• THE TASK
Pull every line containing "color" out of the material below.

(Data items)

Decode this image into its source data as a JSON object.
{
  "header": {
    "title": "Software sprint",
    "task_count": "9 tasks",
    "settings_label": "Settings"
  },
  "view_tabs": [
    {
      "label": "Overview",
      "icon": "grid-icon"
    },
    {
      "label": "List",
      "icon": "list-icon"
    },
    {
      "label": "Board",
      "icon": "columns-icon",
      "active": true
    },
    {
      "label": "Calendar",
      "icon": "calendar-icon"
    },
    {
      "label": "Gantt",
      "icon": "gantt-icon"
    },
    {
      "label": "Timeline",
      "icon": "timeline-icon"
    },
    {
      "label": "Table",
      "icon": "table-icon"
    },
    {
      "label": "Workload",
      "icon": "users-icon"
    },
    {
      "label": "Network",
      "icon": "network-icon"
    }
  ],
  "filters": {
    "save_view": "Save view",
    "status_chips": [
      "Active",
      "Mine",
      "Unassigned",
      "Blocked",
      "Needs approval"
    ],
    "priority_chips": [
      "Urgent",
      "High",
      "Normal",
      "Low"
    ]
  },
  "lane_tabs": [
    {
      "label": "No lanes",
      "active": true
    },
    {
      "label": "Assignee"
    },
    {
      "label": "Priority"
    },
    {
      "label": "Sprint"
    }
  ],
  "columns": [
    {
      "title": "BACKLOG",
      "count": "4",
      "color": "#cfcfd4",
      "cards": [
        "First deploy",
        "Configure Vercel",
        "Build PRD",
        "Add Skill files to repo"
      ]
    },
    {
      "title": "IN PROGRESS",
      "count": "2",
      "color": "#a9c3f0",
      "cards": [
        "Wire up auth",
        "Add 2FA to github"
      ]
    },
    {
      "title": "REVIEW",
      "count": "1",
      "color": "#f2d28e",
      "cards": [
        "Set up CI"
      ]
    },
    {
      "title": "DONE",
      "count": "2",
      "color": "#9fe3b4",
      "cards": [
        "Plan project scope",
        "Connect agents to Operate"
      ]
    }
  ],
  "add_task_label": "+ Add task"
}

• SOLVED PROBLEM
      "color": "#cfcfd4",
      "color": "#a9c3f0",
      "color": "#f2d28e",
      "color": "#9fe3b4",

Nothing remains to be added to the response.